> Text provided

========================================================================

With continued reference to FIGS. 4 and 5, while the illustrated embodiment shows cuffs 36 extending in opposite directions (e.g., 180 degrees from each other relative to the longitudinal axis L of the central body 34), it should be understood that, in alternative embodiments, the cuffs 36 may not extend in opposing directions. In other words, one cuff 36 (e.g., the second cuff 50) may be arranged at an angle (relative to the longitudinal axis L of the central body 34) to the other cuffs 36 (e.g., the first cuff 48 and the third cuff 52) that is less than 180 degrees-such an angle may be 45 degrees, 60 degrees, 90 degrees, 120 degrees, or 135 degrees, for example.

========================================================================

> Extracted entries
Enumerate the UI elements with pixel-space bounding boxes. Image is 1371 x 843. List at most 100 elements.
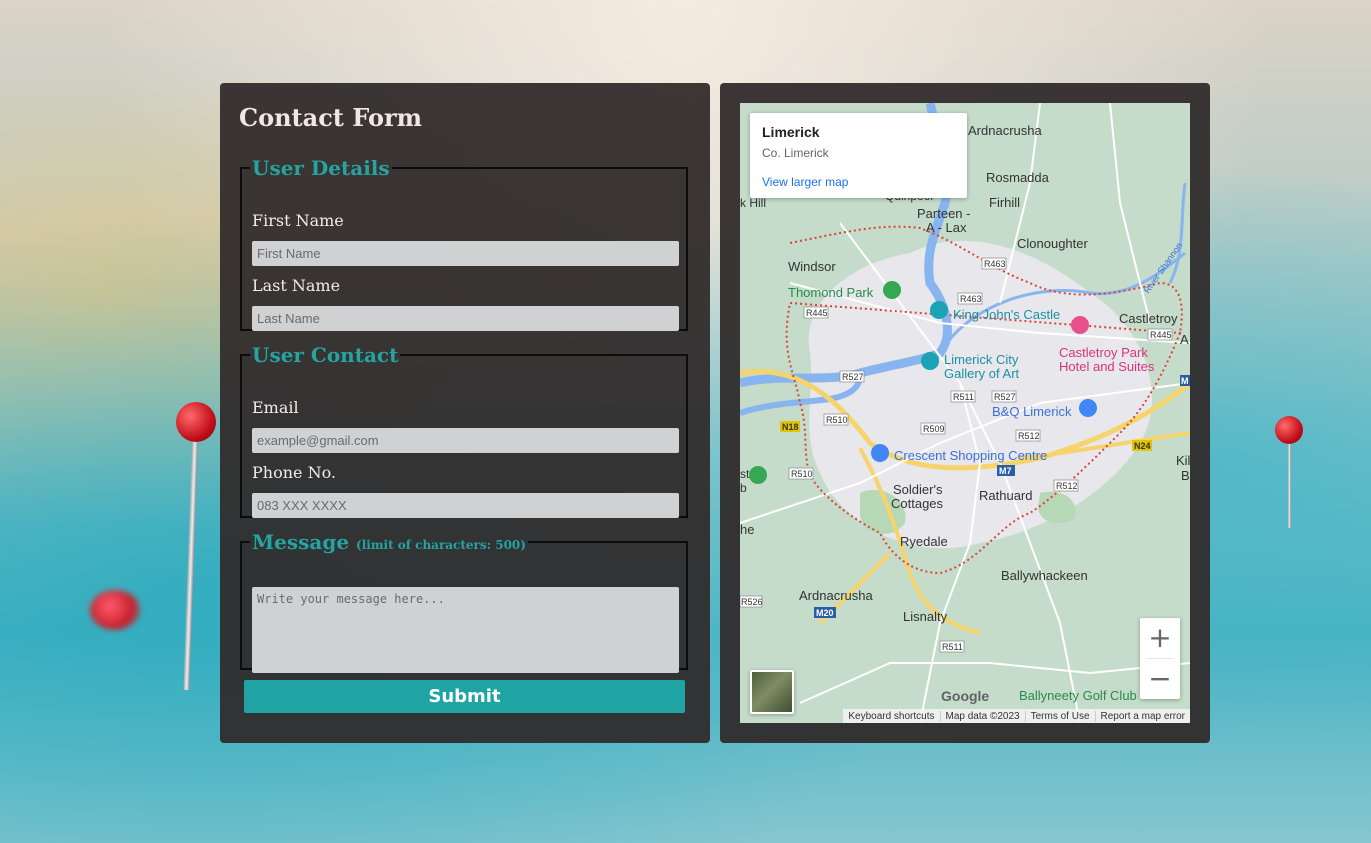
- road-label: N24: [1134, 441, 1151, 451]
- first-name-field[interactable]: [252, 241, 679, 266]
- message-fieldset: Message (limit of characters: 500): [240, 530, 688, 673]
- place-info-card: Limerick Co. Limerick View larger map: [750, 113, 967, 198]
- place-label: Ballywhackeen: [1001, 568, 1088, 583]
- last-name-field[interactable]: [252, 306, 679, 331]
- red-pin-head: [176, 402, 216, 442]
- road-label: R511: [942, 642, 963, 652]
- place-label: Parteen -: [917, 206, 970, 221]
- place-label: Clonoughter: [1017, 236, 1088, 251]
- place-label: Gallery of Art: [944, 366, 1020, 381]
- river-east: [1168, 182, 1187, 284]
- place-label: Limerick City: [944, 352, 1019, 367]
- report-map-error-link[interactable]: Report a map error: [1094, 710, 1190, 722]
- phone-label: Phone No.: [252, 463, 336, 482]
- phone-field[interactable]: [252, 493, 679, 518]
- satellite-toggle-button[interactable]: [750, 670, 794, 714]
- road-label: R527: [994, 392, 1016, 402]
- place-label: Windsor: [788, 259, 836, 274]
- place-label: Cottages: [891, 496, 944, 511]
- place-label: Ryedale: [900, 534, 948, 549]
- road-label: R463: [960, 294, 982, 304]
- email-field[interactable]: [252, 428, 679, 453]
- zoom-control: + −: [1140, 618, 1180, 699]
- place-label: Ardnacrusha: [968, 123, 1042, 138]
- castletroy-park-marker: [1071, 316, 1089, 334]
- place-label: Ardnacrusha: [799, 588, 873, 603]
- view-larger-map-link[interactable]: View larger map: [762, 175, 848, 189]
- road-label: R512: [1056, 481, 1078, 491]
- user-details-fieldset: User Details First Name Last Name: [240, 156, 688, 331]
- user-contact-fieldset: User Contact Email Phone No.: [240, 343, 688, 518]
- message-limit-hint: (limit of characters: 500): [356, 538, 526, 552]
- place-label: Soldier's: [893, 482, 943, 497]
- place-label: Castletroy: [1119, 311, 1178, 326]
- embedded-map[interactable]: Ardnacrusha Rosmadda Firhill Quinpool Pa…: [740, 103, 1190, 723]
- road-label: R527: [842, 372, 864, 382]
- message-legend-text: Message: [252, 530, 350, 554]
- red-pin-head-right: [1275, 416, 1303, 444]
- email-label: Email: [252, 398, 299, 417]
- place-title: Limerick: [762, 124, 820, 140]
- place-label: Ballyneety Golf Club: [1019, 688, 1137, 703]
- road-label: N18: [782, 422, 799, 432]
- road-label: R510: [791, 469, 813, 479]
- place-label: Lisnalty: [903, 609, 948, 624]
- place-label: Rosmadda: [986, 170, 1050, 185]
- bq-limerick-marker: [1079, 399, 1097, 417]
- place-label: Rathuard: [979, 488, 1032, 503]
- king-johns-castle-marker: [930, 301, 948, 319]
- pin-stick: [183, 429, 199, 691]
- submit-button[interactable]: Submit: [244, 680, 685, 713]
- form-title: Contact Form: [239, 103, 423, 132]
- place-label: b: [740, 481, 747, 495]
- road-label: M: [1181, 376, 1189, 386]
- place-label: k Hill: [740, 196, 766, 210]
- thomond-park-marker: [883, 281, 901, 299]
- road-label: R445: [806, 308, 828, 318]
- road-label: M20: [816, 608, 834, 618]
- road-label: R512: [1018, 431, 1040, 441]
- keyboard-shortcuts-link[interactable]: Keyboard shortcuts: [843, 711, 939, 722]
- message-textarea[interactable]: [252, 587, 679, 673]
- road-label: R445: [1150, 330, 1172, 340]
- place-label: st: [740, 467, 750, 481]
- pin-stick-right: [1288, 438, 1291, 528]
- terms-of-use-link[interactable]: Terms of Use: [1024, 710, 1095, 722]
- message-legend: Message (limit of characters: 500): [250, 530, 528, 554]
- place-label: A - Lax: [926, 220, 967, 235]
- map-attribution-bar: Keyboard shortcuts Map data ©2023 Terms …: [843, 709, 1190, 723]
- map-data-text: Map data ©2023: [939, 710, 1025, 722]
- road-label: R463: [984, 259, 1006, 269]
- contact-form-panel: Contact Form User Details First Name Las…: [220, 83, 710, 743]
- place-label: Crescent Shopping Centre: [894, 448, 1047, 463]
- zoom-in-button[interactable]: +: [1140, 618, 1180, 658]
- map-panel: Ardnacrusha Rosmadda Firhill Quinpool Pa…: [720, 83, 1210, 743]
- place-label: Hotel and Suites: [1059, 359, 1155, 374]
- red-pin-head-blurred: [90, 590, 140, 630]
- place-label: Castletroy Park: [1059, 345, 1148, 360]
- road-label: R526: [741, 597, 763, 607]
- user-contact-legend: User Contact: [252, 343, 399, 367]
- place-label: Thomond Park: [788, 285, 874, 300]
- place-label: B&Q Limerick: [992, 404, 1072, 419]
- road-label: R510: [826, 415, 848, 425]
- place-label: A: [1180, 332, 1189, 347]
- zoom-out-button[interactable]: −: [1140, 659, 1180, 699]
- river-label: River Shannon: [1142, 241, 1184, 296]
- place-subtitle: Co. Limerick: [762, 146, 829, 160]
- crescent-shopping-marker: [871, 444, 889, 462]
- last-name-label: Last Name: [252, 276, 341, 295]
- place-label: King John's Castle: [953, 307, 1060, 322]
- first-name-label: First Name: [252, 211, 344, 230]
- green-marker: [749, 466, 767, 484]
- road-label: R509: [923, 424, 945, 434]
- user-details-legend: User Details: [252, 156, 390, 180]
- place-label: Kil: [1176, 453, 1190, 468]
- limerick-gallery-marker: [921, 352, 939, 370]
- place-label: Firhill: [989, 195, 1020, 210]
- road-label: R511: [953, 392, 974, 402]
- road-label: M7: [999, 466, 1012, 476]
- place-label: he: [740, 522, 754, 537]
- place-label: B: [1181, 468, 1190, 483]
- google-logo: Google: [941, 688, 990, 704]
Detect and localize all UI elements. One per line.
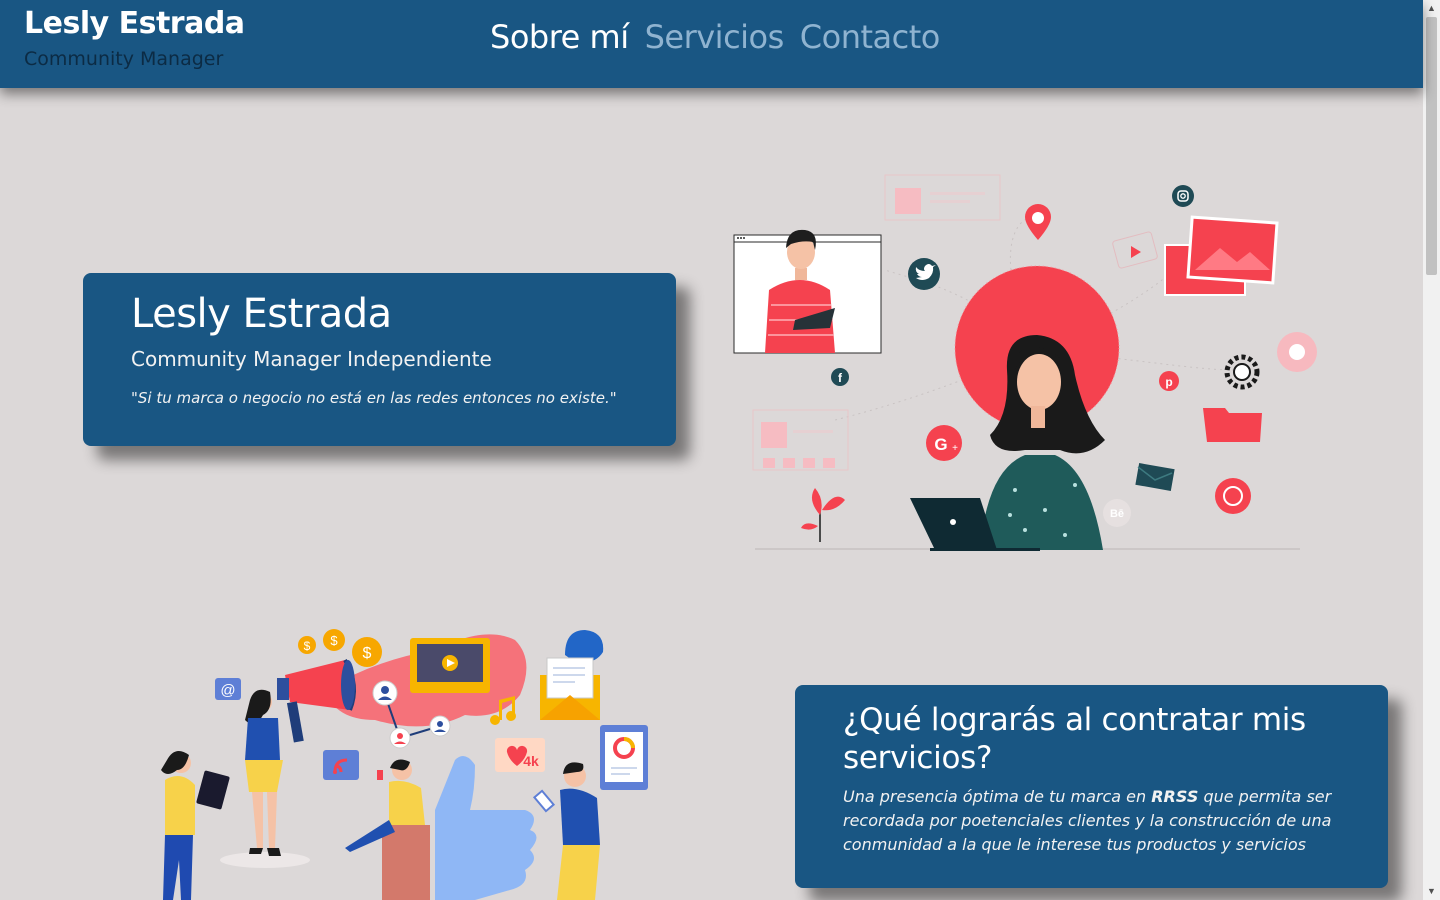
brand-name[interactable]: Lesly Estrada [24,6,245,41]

========================================================================

> Exercise instructions
1. In the passage on cuff arrangement, switch "central body" to "main body" and write out the section that begins at the words "With continued reference" and stops after "degrees, for example.".
2. Answer from the passage on cuff arrangement:
(a) In the illustrated embodiment, how many degrees apart do the cuffs extend?
(b) Which cuff is given as the example of one set at an angle to the others?
(c) Which smaller angles are listed as examples?
3. Carry on the passage on cuff arrangement from its last sentence.
The listing isn't needed for any of this.

> Answers per task
1.
With continued reference to FIGS. 4 and 5, while the illustrated embodiment shows cuffs 36 extending in opposite directions (e.g., 180 degrees from each other relative to the longitudinal axis L of the main body 34), it should be understood that, in alternative embodiments, the cuffs 36 may not extend in opposing directions. In other words, one cuff 36 (e.g., the second cuff 50) may be arranged at an angle (relative to the longitudinal axis L of the main body 34) to the other cuffs 36 (e.g., the first cuff 48 and the third cuff 52) that is less than 180 degrees-such an angle may be 45 degrees, 60 degrees, 90 degrees, 120 degrees, or 135 degrees, for example.

2.
(a) 180 degrees
(b) The second cuff 50
(c) 45, 60, 90, 120, and 135 degrees

3.
Further, in the depicted embodiment, the opening 44 in the lateral face 42 of the first cuff 48 and the third cuff 52 is not oriented in the same direction as the opening 44 in the lateral face 42 of the second cuff 50. Instead the opening 44 in the lateral face 42 of the first cuff 48 is in the same direction as the opening 44 in the lateral face 42 of the third cuff 52. More particularly, the opening 44 in the lateral face 42 of the first cuff 48 and the third cuff 52 is in a direction transverse to the longitudinal axis L of the central body 34 and opposite to the direction of the opening 44 in the lateral face 42 of the second cuff 50. Such opposing orientation facilitates the arrangement of the linkages 32 into a linkage chain 26. As shown in FIGS. 2 and 3, for example, the opposing orientation of the respective openings 44 helps to prevent a fiber optic cable 28 (or, more specifically for the embodiment shown, a fiber optic cable connector 30) from unintentionally being removed from the linkage chain 26. As will be explained in greater detail below, one would have to manipulate (e.g., rotate) the linkage chain 26 in a particular manner to remove a fiber optic cable 28 from the linkage chain 26. However, it is to be understood that, in alternative embodiments, the openings 44 in the cuffs 36 could be alternatively arranged.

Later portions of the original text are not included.